*RECORDS FOR PROCESSING*.
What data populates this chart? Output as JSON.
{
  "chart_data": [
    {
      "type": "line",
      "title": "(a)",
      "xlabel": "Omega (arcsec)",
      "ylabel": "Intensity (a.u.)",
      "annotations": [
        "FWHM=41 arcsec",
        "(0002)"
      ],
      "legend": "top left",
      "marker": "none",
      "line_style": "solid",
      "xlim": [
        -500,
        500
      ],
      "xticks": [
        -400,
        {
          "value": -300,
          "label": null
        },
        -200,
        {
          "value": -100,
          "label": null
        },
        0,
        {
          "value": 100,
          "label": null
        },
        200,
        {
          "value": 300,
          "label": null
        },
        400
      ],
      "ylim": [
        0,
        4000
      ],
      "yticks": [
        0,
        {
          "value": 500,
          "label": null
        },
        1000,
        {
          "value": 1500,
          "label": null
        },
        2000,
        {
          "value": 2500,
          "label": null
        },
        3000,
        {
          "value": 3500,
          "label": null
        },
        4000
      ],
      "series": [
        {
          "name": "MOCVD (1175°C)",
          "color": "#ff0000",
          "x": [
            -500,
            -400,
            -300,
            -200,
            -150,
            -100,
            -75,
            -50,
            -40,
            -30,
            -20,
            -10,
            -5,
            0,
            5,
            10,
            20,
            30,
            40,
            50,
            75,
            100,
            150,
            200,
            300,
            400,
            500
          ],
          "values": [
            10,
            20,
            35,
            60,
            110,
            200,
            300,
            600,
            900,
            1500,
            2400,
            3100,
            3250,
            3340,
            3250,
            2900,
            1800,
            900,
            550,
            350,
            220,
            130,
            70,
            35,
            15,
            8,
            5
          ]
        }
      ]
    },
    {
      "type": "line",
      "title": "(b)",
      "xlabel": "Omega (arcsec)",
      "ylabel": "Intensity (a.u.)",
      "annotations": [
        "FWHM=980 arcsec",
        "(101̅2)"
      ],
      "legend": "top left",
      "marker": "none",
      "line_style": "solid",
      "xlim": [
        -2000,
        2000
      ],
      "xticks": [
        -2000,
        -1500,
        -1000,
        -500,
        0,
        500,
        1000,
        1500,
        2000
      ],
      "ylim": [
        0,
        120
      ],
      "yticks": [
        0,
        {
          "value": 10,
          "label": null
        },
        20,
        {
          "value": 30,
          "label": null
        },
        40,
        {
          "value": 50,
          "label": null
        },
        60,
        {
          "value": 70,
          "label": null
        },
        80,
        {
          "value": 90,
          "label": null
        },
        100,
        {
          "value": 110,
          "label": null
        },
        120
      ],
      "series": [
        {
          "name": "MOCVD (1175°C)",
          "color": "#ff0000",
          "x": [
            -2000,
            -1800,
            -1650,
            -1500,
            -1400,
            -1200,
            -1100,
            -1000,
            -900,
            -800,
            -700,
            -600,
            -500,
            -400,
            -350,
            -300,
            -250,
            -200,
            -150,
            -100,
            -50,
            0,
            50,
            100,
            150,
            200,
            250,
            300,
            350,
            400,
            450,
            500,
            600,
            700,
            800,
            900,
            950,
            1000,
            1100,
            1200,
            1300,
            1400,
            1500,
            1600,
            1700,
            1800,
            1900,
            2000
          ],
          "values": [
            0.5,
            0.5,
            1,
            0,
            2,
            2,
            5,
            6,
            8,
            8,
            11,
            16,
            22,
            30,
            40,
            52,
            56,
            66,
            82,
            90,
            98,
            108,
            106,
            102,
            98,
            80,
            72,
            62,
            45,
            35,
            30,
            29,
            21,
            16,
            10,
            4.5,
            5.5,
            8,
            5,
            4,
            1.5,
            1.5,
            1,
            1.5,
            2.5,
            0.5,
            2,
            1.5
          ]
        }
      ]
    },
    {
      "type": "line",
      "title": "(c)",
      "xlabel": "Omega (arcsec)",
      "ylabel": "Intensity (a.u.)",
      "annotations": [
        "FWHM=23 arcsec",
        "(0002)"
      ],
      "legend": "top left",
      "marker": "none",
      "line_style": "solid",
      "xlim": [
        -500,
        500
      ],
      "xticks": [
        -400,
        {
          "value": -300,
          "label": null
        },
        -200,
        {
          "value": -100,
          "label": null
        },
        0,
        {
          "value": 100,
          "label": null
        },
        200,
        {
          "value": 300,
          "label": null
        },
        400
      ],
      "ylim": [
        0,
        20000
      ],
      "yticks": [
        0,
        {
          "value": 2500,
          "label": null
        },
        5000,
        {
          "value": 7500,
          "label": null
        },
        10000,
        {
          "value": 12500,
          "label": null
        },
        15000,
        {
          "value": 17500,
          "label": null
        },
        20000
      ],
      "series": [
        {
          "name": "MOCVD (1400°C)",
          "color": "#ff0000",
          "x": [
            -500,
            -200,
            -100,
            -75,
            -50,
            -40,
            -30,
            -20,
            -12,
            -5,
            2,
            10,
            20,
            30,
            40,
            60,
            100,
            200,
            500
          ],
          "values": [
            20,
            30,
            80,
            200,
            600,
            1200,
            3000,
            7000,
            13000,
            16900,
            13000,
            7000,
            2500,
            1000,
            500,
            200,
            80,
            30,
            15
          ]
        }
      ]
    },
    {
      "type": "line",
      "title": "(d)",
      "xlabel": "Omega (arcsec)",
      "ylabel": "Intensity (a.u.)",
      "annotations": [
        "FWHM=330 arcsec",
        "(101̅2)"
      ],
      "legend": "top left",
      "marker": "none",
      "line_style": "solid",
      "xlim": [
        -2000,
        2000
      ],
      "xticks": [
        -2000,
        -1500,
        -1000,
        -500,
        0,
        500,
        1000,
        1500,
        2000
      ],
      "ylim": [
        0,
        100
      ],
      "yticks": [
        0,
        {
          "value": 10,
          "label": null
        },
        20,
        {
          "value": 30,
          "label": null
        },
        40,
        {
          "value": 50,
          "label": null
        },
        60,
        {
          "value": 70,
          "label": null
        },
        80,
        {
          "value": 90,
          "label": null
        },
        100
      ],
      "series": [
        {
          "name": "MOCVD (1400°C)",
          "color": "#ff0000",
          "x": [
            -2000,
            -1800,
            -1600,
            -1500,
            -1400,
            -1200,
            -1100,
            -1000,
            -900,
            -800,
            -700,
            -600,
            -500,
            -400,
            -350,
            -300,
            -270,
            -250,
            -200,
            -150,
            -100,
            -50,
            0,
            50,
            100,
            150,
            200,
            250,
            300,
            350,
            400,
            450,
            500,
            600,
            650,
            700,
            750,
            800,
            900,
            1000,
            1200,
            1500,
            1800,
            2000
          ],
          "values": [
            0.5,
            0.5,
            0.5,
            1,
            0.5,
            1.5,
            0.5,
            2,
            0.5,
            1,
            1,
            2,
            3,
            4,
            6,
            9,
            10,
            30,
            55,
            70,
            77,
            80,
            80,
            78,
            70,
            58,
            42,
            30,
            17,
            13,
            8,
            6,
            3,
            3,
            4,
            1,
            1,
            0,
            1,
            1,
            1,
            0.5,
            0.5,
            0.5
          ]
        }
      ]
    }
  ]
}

*REQUIRED WORK*.
Retype the listing above in full, with no alterations.

*FULL OUTPUT*.
What data populates this chart? Output as JSON.
{
  "chart_data": [
    {
      "type": "line",
      "title": "(a)",
      "xlabel": "Omega (arcsec)",
      "ylabel": "Intensity (a.u.)",
      "annotations": [
        "FWHM=41 arcsec",
        "(0002)"
      ],
      "legend": "top left",
      "marker": "none",
      "line_style": "solid",
      "xlim": [
        -500,
        500
      ],
      "xticks": [
        -400,
        {
          "value": -300,
          "label": null
        },
        -200,
        {
          "value": -100,
          "label": null
        },
        0,
        {
          "value": 100,
          "label": null
        },
        200,
        {
          "value": 300,
          "label": null
        },
        400
      ],
      "ylim": [
        0,
        4000
      ],
      "yticks": [
        0,
        {
          "value": 500,
          "label": null
        },
        1000,
        {
          "value": 1500,
          "label": null
        },
        2000,
        {
          "value": 2500,
          "label": null
        },
        3000,
        {
          "value": 3500,
          "label": null
        },
        4000
      ],
      "series": [
        {
          "name": "MOCVD (1175°C)",
          "color": "#ff0000",
          "x": [
            -500,
            -400,
            -300,
            -200,
            -150,
            -100,
            -75,
            -50,
            -40,
            -30,
            -20,
            -10,
            -5,
            0,
            5,
            10,
            20,
            30,
            40,
            50,
            75,
            100,
            150,
            200,
            300,
            400,
            500
          ],
          "values": [
            10,
            20,
            35,
            60,
            110,
            200,
            300,
            600,
            900,
            1500,
            2400,
            3100,
            3250,
            3340,
            3250,
            2900,
            1800,
            900,
            550,
            350,
            220,
            130,
            70,
            35,
            15,
            8,
            5
          ]
        }
      ]
    },
    {
      "type": "line",
      "title": "(b)",
      "xlabel": "Omega (arcsec)",
      "ylabel": "Intensity (a.u.)",
      "annotations": [
        "FWHM=980 arcsec",
        "(101̅2)"
      ],
      "legend": "top left",
      "marker": "none",
      "line_style": "solid",
      "xlim": [
        -2000,
        2000
      ],
      "xticks": [
        -2000,
        -1500,
        -1000,
        -500,
        0,
        500,
        1000,
        1500,
        2000
      ],
      "ylim": [
        0,
        120
      ],
      "yticks": [
        0,
        {
          "value": 10,
          "label": null
        },
        20,
        {
          "value": 30,
          "label": null
        },
        40,
        {
          "value": 50,
          "label": null
        },
        60,
        {
          "value": 70,
          "label": null
        },
        80,
        {
          "value": 90,
          "label": null
        },
        100,
        {
          "value": 110,
          "label": null
        },
        120
      ],
      "series": [
        {
          "name": "MOCVD (1175°C)",
          "color": "#ff0000",
          "x": [
            -2000,
            -1800,
            -1650,
            -1500,
            -1400,
            -1200,
            -1100,
            -1000,
            -900,
            -800,
            -700,
            -600,
            -500,
            -400,
            -350,
            -300,
            -250,
            -200,
            -150,
            -100,
            -50,
            0,
            50,
            100,
            150,
            200,
            250,
            300,
            350,
            400,
            450,
            500,
            600,
            700,
            800,
            900,
            950,
            1000,
            1100,
            1200,
            1300,
            1400,
            1500,
            1600,
            1700,
            1800,
            1900,
            2000
          ],
          "values": [
            0.5,
            0.5,
            1,
            0,
            2,
            2,
            5,
            6,
            8,
            8,
            11,
            16,
            22,
            30,
            40,
            52,
            56,
            66,
            82,
            90,
            98,
            108,
            106,
            102,
            98,
            80,
            72,
            62,
            45,
            35,
            30,
            29,
            21,
            16,
            10,
            4.5,
            5.5,
            8,
            5,
            4,
            1.5,
            1.5,
            1,
            1.5,
            2.5,
            0.5,
            2,
            1.5
          ]
        }
      ]
    },
    {
      "type": "line",
      "title": "(c)",
      "xlabel": "Omega (arcsec)",
      "ylabel": "Intensity (a.u.)",
      "annotations": [
        "FWHM=23 arcsec",
        "(0002)"
      ],
      "legend": "top left",
      "marker": "none",
      "line_style": "solid",
      "xlim": [
        -500,
        500
      ],
      "xticks": [
        -400,
        {
          "value": -300,
          "label": null
        },
        -200,
        {
          "value": -100,
          "label": null
        },
        0,
        {
          "value": 100,
          "label": null
        },
        200,
        {
          "value": 300,
          "label": null
        },
        400
      ],
      "ylim": [
        0,
        20000
      ],
      "yticks": [
        0,
        {
          "value": 2500,
          "label": null
        },
        5000,
        {
          "value": 7500,
          "label": null
        },
        10000,
        {
          "value": 12500,
          "label": null
        },
        15000,
        {
          "value": 17500,
          "label": null
        },
        20000
      ],
      "series": [
        {
          "name": "MOCVD (1400°C)",
          "color": "#ff0000",
          "x": [
            -500,
            -200,
            -100,
            -75,
            -50,
            -40,
            -30,
            -20,
            -12,
            -5,
            2,
            10,
            20,
            30,
            40,
            60,
            100,
            200,
            500
          ],
          "values": [
            20,
            30,
            80,
            200,
            600,
            1200,
            3000,
            7000,
            13000,
            16900,
            13000,
            7000,
            2500,
            1000,
            500,
            200,
            80,
            30,
            15
          ]
        }
      ]
    },
    {
      "type": "line",
      "title": "(d)",
      "xlabel": "Omega (arcsec)",
      "ylabel": "Intensity (a.u.)",
      "annotations": [
        "FWHM=330 arcsec",
        "(101̅2)"
      ],
      "legend": "top left",
      "marker": "none",
      "line_style": "solid",
      "xlim": [
        -2000,
        2000
      ],
      "xticks": [
        -2000,
        -1500,
        -1000,
        -500,
        0,
        500,
        1000,
        1500,
        2000
      ],
      "ylim": [
        0,
        100
      ],
      "yticks": [
        0,
        {
          "value": 10,
          "label": null
        },
        20,
        {
          "value": 30,
          "label": null
        },
        40,
        {
          "value": 50,
          "label": null
        },
        60,
        {
          "value": 70,
          "label": null
        },
        80,
        {
          "value": 90,
          "label": null
        },
        100
      ],
      "series": [
        {
          "name": "MOCVD (1400°C)",
          "color": "#ff0000",
          "x": [
            -2000,
            -1800,
            -1600,
            -1500,
            -1400,
            -1200,
            -1100,
            -1000,
            -900,
            -800,
            -700,
            -600,
            -500,
            -400,
            -350,
            -300,
            -270,
            -250,
            -200,
            -150,
            -100,
            -50,
            0,
            50,
            100,
            150,
            200,
            250,
            300,
            350,
            400,
            450,
            500,
            600,
            650,
            700,
            750,
            800,
            900,
            1000,
            1200,
            1500,
            1800,
            2000
          ],
          "values": [
            0.5,
            0.5,
            0.5,
            1,
            0.5,
            1.5,
            0.5,
            2,
            0.5,
            1,
            1,
            2,
            3,
            4,
            6,
            9,
            10,
            30,
            55,
            70,
            77,
            80,
            80,
            78,
            70,
            58,
            42,
            30,
            17,
            13,
            8,
            6,
            3,
            3,
            4,
            1,
            1,
            0,
            1,
            1,
            1,
            0.5,
            0.5,
            0.5
          ]
        }
      ]
    }
  ]
}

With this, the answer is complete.